## PROBLEM STATEMENT:
Wherever a line below holds the word "Dose", copy that line.

## RECORDS SUPPLIED:
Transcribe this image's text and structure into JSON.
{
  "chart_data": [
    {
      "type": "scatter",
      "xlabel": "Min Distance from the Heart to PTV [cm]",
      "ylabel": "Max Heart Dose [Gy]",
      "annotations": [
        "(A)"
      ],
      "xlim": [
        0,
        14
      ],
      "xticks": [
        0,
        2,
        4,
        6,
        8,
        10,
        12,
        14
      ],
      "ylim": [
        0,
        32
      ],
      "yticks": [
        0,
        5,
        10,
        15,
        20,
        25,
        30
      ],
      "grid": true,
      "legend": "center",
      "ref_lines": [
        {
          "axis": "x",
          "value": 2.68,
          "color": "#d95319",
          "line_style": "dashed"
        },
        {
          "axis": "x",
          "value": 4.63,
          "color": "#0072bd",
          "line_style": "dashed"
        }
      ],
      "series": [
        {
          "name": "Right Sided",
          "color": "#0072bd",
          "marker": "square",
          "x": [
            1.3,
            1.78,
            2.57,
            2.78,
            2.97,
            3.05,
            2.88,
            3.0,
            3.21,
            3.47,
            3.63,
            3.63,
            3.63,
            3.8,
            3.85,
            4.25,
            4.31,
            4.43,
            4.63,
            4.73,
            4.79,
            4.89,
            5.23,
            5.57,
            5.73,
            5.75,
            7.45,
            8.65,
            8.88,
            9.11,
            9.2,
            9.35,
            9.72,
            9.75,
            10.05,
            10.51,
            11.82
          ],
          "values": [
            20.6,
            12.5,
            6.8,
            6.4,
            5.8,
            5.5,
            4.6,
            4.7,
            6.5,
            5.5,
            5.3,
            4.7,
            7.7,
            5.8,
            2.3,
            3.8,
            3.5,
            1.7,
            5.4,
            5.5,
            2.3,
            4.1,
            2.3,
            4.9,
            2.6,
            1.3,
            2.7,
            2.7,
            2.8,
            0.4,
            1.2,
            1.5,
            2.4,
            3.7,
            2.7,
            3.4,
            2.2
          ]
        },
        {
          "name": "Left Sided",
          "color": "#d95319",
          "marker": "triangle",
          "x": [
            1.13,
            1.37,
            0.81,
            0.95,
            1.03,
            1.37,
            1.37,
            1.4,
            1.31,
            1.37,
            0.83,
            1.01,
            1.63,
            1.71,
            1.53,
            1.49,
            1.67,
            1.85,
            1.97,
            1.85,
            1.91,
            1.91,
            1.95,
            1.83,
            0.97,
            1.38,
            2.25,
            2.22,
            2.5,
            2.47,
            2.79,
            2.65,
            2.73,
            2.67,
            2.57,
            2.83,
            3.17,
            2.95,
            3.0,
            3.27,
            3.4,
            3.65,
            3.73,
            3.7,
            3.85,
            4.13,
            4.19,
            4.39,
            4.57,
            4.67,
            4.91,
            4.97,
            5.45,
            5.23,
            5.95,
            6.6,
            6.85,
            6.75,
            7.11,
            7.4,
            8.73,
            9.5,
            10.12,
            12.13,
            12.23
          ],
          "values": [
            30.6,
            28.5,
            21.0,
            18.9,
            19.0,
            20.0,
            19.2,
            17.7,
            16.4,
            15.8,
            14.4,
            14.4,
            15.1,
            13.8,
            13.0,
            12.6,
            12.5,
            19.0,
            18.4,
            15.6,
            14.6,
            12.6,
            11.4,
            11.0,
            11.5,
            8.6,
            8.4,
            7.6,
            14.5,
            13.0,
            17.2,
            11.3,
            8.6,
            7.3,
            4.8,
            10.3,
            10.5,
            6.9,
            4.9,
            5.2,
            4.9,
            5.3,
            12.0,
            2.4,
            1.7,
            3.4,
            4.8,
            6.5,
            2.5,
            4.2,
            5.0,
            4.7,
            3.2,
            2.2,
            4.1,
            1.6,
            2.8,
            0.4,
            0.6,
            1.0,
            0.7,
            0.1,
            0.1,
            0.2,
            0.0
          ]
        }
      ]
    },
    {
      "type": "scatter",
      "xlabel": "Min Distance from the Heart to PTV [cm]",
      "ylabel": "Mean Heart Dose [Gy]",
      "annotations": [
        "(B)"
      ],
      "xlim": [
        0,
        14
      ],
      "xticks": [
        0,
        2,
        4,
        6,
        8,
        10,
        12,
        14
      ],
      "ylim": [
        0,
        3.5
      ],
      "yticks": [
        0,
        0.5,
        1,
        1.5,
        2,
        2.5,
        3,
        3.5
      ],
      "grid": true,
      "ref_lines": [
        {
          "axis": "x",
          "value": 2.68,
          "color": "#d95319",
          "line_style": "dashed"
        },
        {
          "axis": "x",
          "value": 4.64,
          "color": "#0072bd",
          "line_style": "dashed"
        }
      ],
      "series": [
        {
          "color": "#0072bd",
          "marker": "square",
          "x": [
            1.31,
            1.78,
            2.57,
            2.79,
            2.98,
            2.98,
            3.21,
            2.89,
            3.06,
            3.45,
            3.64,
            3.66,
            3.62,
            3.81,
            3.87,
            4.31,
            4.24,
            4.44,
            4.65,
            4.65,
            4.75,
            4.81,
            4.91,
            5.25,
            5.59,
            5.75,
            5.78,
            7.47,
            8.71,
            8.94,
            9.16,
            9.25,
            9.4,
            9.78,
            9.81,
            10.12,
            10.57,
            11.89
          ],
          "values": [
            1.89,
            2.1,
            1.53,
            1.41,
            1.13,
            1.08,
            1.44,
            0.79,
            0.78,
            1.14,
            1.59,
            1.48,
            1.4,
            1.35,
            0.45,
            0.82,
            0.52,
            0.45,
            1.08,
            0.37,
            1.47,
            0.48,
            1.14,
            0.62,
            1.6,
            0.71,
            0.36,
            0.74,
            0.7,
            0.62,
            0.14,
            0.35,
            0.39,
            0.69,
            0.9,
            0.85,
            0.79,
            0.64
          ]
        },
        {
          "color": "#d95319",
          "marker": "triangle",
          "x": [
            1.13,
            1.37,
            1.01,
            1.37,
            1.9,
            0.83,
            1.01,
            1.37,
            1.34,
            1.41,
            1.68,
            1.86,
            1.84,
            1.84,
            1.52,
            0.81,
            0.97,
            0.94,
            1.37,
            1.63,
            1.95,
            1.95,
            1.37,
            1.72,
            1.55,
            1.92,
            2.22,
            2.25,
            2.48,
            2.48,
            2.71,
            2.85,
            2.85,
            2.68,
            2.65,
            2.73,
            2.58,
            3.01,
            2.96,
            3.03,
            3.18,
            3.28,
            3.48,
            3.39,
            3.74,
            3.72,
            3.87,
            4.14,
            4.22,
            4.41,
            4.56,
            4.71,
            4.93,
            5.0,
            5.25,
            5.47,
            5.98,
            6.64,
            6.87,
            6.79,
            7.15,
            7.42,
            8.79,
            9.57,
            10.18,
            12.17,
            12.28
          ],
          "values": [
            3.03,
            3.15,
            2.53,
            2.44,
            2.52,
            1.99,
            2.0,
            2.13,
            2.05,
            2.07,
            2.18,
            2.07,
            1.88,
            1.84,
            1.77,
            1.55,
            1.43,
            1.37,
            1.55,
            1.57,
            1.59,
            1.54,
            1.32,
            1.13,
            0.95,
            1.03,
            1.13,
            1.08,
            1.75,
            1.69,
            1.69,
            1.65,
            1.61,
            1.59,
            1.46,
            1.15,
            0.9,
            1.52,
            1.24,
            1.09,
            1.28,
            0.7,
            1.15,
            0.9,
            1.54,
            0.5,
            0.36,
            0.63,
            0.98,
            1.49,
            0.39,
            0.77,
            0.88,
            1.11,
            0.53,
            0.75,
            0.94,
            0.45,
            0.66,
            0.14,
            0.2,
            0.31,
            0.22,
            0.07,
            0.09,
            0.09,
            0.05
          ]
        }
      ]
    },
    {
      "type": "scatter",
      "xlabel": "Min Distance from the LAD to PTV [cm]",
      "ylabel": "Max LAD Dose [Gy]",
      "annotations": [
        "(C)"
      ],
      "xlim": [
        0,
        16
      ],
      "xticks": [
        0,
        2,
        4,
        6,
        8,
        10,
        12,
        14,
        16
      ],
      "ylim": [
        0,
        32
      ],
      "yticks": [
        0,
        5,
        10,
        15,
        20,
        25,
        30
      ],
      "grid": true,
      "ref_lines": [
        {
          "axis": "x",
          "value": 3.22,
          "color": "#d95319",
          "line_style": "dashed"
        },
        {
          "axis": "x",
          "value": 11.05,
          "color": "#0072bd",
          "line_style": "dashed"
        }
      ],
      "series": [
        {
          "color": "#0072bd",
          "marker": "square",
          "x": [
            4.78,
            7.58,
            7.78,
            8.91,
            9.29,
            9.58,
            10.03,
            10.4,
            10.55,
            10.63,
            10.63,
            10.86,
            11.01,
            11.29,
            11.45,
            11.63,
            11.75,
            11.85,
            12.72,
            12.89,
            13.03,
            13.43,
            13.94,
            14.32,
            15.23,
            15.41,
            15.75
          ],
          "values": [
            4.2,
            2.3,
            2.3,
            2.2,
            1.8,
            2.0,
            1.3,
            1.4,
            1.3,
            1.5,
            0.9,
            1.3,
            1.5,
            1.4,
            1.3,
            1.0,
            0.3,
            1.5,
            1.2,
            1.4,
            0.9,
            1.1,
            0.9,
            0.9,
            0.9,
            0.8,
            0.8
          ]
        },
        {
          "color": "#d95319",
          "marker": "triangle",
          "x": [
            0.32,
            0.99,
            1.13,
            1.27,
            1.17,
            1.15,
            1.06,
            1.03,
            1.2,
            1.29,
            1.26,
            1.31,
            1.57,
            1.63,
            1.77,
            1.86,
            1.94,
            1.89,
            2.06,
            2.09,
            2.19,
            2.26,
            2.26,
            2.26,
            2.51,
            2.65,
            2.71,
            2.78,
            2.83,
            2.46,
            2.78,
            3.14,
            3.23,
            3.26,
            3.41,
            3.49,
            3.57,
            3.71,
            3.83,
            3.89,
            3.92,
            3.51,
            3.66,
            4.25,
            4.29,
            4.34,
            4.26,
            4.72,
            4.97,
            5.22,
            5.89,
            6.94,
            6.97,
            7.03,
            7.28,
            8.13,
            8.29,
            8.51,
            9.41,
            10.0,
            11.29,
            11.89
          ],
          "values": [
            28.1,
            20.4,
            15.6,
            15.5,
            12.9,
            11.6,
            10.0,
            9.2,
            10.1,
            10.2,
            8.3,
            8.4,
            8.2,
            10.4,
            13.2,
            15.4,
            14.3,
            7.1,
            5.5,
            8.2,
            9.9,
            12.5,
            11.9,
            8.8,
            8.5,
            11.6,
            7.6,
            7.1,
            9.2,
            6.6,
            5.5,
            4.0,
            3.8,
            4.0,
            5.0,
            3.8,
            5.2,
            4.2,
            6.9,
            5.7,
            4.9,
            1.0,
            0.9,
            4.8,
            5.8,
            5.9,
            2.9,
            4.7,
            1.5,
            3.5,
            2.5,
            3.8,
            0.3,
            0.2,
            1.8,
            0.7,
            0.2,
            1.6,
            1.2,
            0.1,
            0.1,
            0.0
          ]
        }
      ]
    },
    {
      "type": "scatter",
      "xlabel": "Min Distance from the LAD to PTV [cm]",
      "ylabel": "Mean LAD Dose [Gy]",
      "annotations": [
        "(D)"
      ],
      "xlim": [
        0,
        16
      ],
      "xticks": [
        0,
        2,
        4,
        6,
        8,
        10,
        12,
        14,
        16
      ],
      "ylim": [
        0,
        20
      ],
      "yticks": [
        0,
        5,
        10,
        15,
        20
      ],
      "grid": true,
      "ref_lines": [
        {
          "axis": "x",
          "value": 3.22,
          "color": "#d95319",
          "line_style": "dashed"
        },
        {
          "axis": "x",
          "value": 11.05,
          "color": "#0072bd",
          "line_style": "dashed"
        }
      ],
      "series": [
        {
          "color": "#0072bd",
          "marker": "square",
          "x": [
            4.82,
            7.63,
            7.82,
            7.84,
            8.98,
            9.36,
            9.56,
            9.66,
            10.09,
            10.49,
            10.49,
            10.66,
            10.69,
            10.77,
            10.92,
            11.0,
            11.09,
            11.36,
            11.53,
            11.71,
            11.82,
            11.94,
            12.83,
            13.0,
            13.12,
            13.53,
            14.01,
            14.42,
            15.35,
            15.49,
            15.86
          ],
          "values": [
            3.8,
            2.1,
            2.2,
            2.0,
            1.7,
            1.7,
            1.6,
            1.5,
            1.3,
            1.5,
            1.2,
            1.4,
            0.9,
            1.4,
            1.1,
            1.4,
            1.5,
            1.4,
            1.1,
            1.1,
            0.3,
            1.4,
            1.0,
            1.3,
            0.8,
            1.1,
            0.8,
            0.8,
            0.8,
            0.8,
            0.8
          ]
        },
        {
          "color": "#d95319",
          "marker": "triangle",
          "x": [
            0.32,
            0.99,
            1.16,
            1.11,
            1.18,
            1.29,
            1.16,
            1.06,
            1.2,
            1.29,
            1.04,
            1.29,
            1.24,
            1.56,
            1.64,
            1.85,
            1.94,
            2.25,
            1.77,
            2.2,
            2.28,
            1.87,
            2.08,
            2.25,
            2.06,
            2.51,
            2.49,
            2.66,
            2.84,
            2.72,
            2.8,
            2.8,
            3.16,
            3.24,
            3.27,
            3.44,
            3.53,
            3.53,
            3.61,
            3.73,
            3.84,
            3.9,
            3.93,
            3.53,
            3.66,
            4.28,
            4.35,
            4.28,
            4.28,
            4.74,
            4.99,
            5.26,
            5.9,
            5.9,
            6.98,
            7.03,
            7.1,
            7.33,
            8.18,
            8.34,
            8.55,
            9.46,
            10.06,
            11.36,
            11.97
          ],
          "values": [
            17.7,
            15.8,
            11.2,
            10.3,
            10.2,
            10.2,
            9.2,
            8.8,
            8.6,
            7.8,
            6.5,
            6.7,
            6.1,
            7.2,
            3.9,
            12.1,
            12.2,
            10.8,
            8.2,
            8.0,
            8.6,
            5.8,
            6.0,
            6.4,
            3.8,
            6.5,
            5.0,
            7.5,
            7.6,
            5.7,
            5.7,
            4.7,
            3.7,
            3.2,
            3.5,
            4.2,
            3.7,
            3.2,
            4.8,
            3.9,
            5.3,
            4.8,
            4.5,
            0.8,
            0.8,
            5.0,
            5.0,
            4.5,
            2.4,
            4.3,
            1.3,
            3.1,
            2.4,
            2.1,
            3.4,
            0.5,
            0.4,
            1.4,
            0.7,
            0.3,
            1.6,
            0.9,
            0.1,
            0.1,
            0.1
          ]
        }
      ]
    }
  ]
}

## FULL OUTPUT:
      "ylabel": "Max Heart Dose [Gy]",
      "ylabel": "Mean Heart Dose [Gy]",
      "ylabel": "Max LAD Dose [Gy]",
      "ylabel": "Mean LAD Dose [Gy]",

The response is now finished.